Stated goal
Output a single figure: the number of lines in which the word "color" appears.

"""

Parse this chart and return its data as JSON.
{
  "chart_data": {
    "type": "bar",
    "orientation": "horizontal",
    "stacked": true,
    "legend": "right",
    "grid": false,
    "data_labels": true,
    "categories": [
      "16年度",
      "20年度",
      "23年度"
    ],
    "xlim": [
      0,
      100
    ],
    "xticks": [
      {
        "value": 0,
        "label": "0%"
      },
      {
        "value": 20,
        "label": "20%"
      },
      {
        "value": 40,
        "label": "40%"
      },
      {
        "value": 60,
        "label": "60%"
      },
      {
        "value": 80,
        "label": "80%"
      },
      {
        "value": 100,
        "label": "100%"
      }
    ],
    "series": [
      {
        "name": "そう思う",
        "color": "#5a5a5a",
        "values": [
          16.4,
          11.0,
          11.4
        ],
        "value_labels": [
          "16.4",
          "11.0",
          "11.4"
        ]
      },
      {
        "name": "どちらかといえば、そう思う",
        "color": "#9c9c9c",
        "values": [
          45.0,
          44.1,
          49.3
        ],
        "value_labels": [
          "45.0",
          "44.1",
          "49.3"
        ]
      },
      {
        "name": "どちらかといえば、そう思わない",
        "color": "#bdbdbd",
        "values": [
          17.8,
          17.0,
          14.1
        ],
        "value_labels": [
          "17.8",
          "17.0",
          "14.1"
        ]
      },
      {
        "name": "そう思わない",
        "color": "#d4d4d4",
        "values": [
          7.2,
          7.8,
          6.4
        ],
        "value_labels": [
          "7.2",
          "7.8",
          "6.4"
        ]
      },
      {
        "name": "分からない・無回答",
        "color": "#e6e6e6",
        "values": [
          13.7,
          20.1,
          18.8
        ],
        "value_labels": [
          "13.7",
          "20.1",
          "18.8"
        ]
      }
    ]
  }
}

"""

Written reply
5